__EXERCISE DETAILS__: The data below should be printed in full, exactly, and without any of its images.

[BEGIN PROVIDED RECORDS]

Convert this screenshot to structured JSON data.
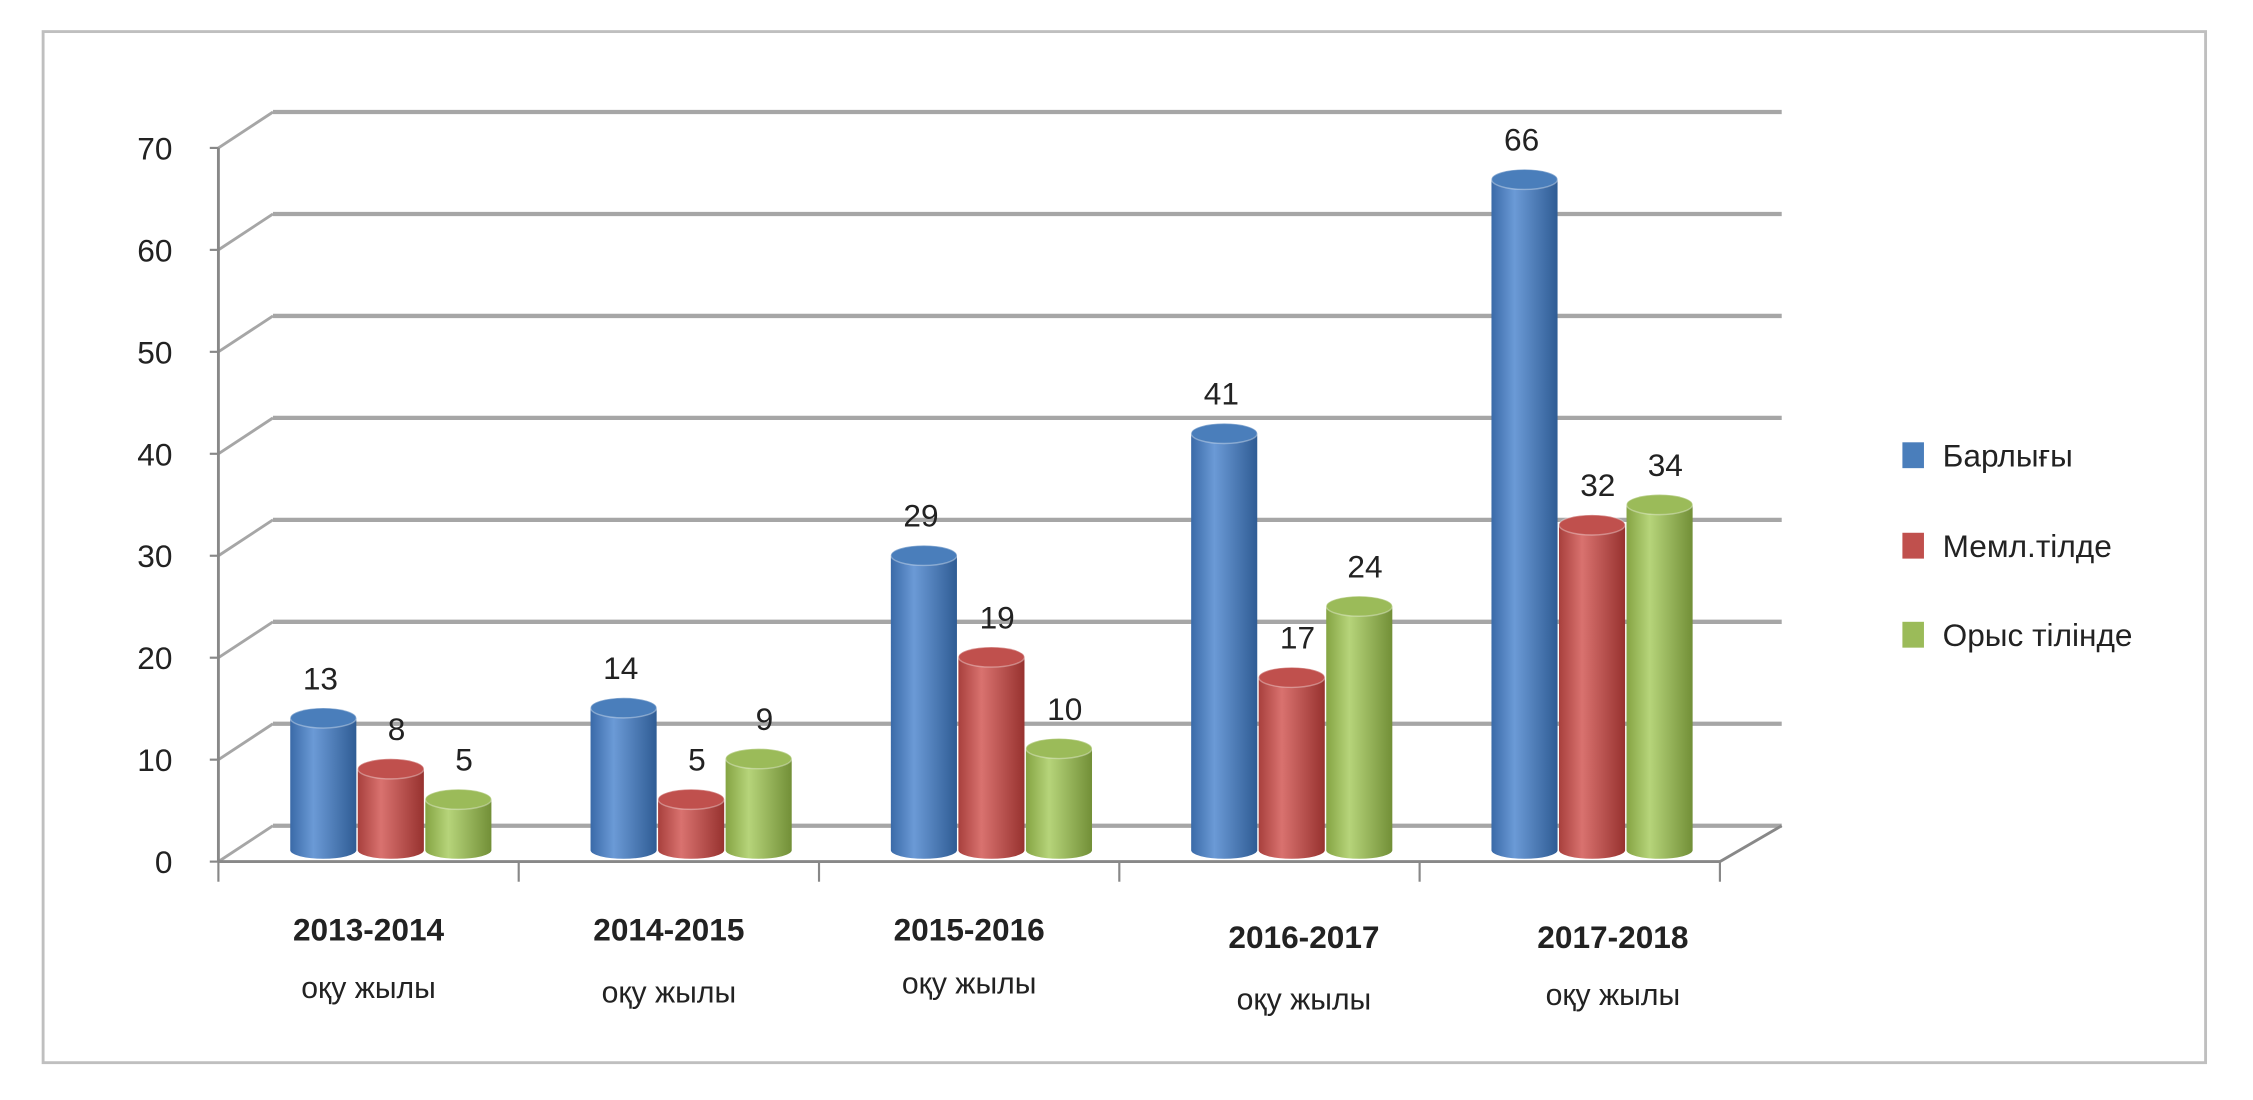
{
  "chart_data": {
    "type": "bar",
    "style": "3d-cylinder",
    "title": "",
    "categories": [
      "2013-2014",
      "2014-2015",
      "2015-2016",
      "2016-2017",
      "2017-2018"
    ],
    "category_sublabel": "оқу жылы",
    "series": [
      {
        "name": "Барлығы",
        "color": "#4a7ebb",
        "values": [
          13,
          14,
          29,
          41,
          66
        ]
      },
      {
        "name": "Мемл.тілде",
        "color": "#c0504d",
        "values": [
          8,
          5,
          19,
          17,
          32
        ]
      },
      {
        "name": "Орыс тілінде",
        "color": "#9bbb59",
        "values": [
          5,
          9,
          10,
          24,
          34
        ]
      }
    ],
    "yticks": [
      "0",
      "10",
      "20",
      "30",
      "40",
      "50",
      "60",
      "70"
    ],
    "ylim": [
      0,
      70
    ],
    "grid": true,
    "legend": "right"
  }
}
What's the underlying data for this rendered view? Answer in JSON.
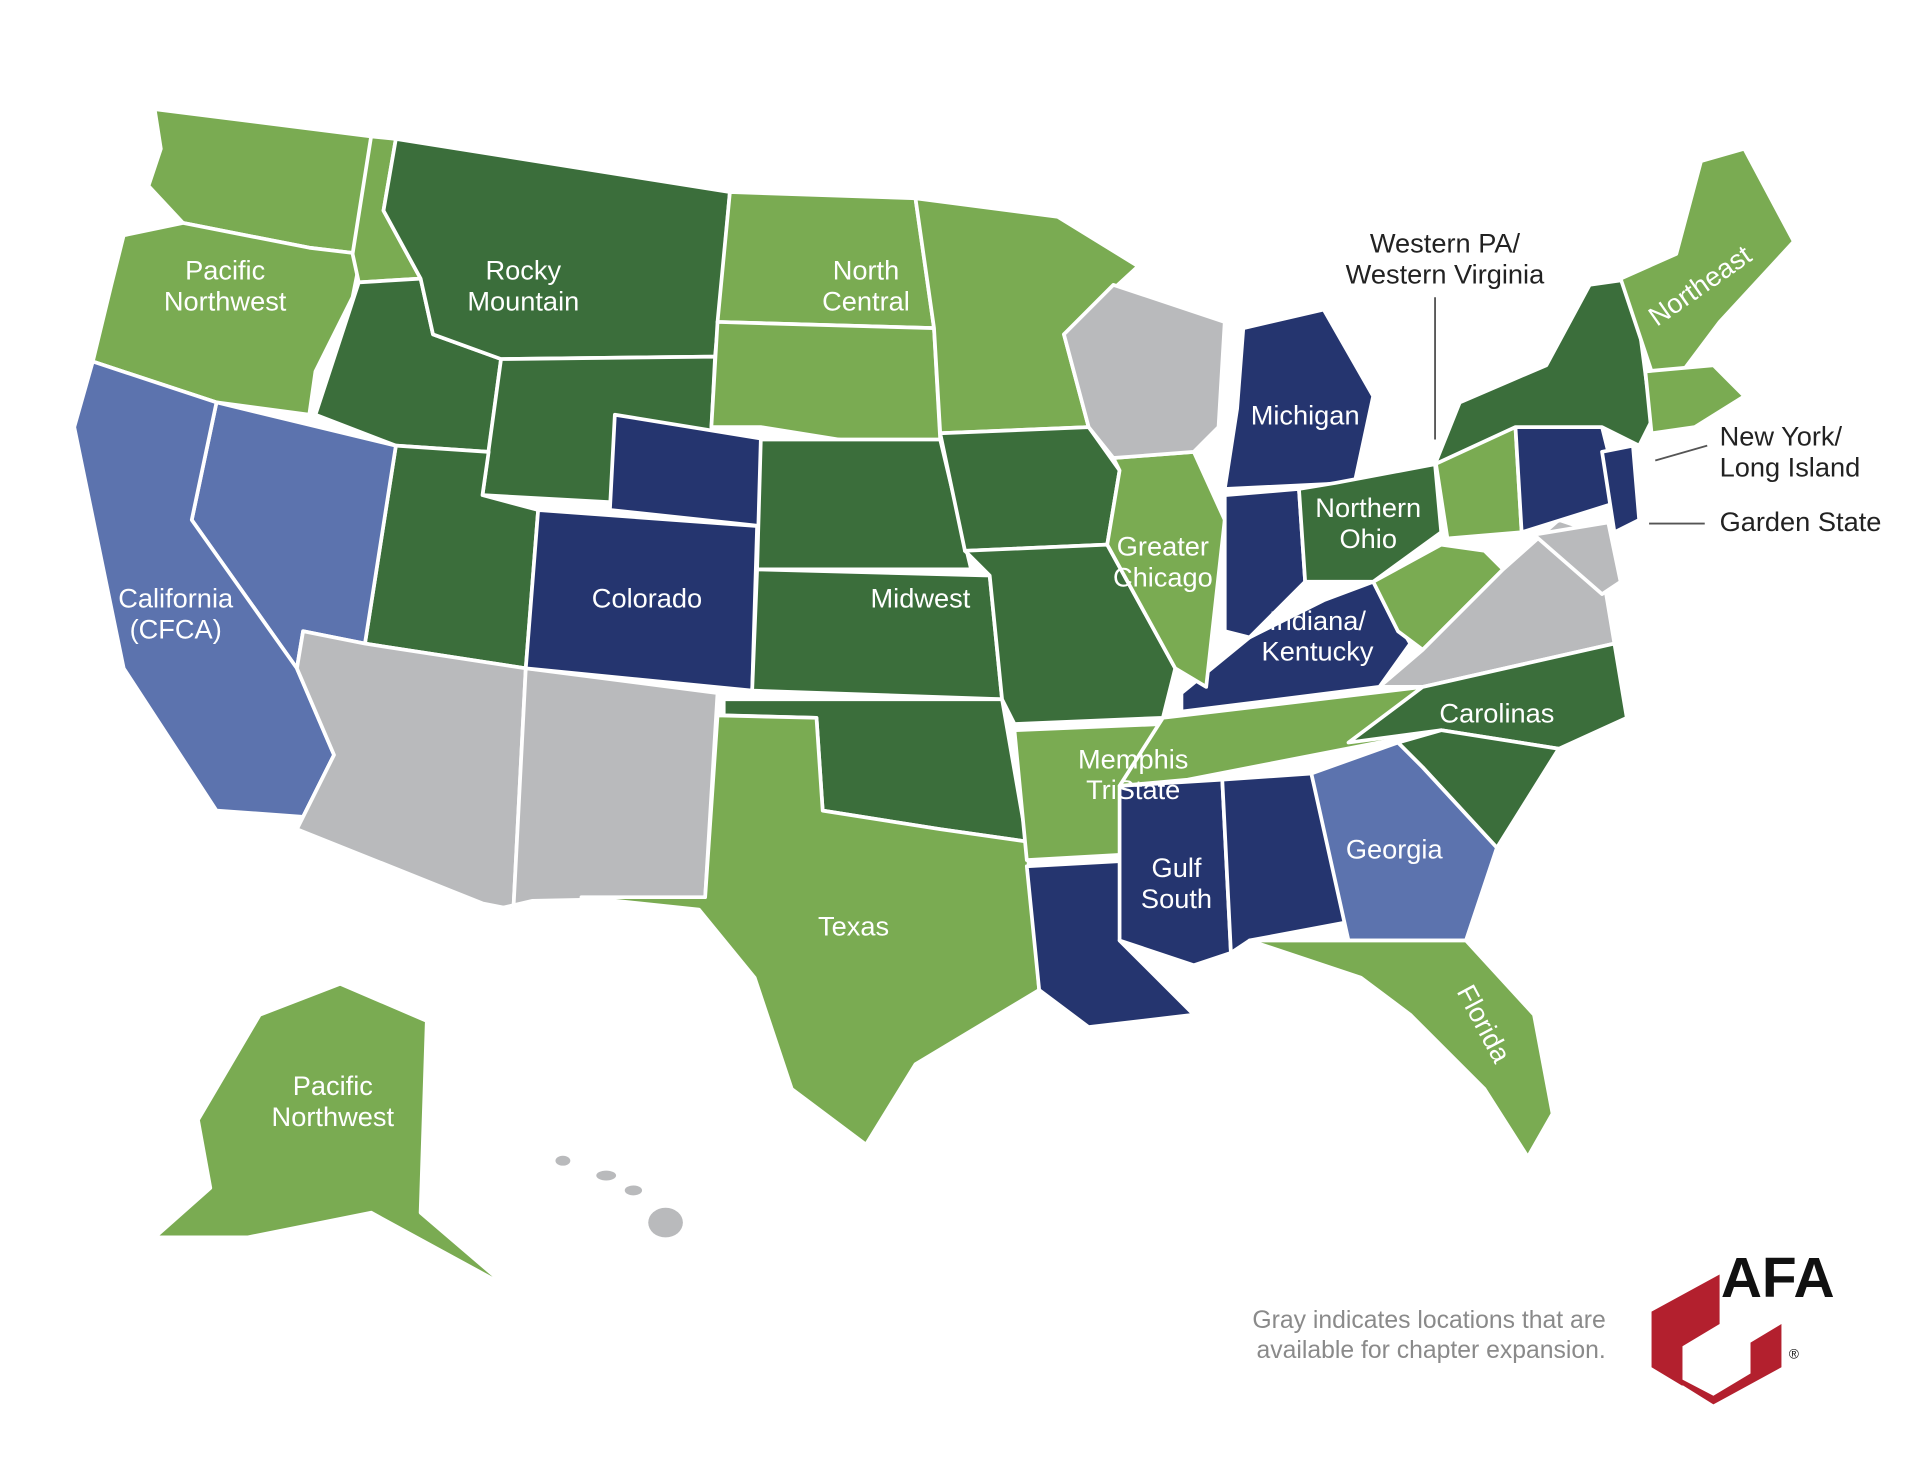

[END PROVIDED RECORDS]

__SOLUTION TO THIS EXERCISE__:
Convert this screenshot to structured JSON data.
{
  "chart_data": {
    "type": "bar",
    "style": "3d-cylinder",
    "title": "",
    "categories": [
      "2013-2014",
      "2014-2015",
      "2015-2016",
      "2016-2017",
      "2017-2018"
    ],
    "category_sublabel": "оқу жылы",
    "series": [
      {
        "name": "Барлығы",
        "color": "#4a7ebb",
        "values": [
          13,
          14,
          29,
          41,
          66
        ]
      },
      {
        "name": "Мемл.тілде",
        "color": "#c0504d",
        "values": [
          8,
          5,
          19,
          17,
          32
        ]
      },
      {
        "name": "Орыс тілінде",
        "color": "#9bbb59",
        "values": [
          5,
          9,
          10,
          24,
          34
        ]
      }
    ],
    "yticks": [
      "0",
      "10",
      "20",
      "30",
      "40",
      "50",
      "60",
      "70"
    ],
    "ylim": [
      0,
      70
    ],
    "grid": true,
    "legend": "right"
  }
}
What's the underlying data for this rendered view? Answer in JSON.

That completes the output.